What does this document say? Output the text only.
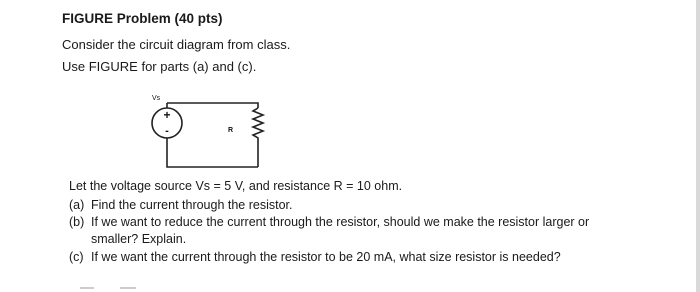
FIGURE Problem (40 pts)
Consider the circuit diagram from class.
Use FIGURE for parts (a) and (c).
+
-
Vs
R
Let the voltage source Vs = 5 V, and resistance R = 10 ohm.
(a) Find the current through the resistor.
(b) If we want to reduce the current through the resistor, should we make the resistor larger or smaller? Explain.
(c) If we want the current through the resistor to be 20 mA, what size resistor is needed?
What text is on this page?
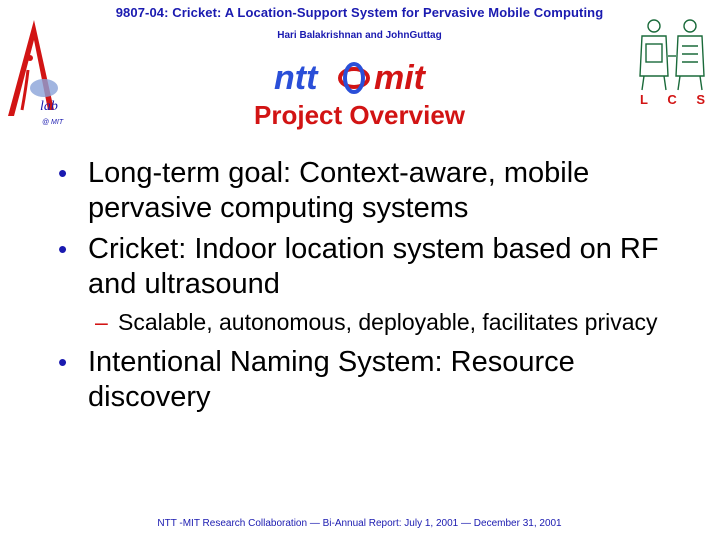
9807-04: Cricket: A Location-Support System for Pervasive Mobile Computing
Hari Balakrishnan and JohnGuttag
lab
@ MIT
ntt mit
L C S
Project Overview
• Long-term goal: Context-aware, mobile pervasive computing systems
• Cricket: Indoor location system based on RF and ultrasound
– Scalable, autonomous, deployable, facilitates privacy
• Intentional Naming System: Resource discovery
NTT -MIT Research Collaboration — Bi-Annual Report: July 1, 2001 — December 31, 2001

--- --- ---

● **AIM OF THE TASK**: Retype all entries exactly as they appear, dropping the images.

● **TASK ANSWER**:
What does this document say? Output the text only.
FIGURE Problem (40 pts)
Consider the circuit diagram from class.
Use FIGURE for parts (a) and (c).
+
-
Vs
R
Let the voltage source Vs = 5 V, and resistance R = 10 ohm.
(a) Find the current through the resistor.
(b) If we want to reduce the current through the resistor, should we make the resistor larger or smaller? Explain.
(c) If we want the current through the resistor to be 20 mA, what size resistor is needed?
What text is on this page?
9807-04: Cricket: A Location-Support System for Pervasive Mobile Computing
Hari Balakrishnan and JohnGuttag
lab
@ MIT
ntt mit
L C S
Project Overview
• Long-term goal: Context-aware, mobile pervasive computing systems
• Cricket: Indoor location system based on RF and ultrasound
– Scalable, autonomous, deployable, facilitates privacy
• Intentional Naming System: Resource discovery
NTT -MIT Research Collaboration — Bi-Annual Report: July 1, 2001 — December 31, 2001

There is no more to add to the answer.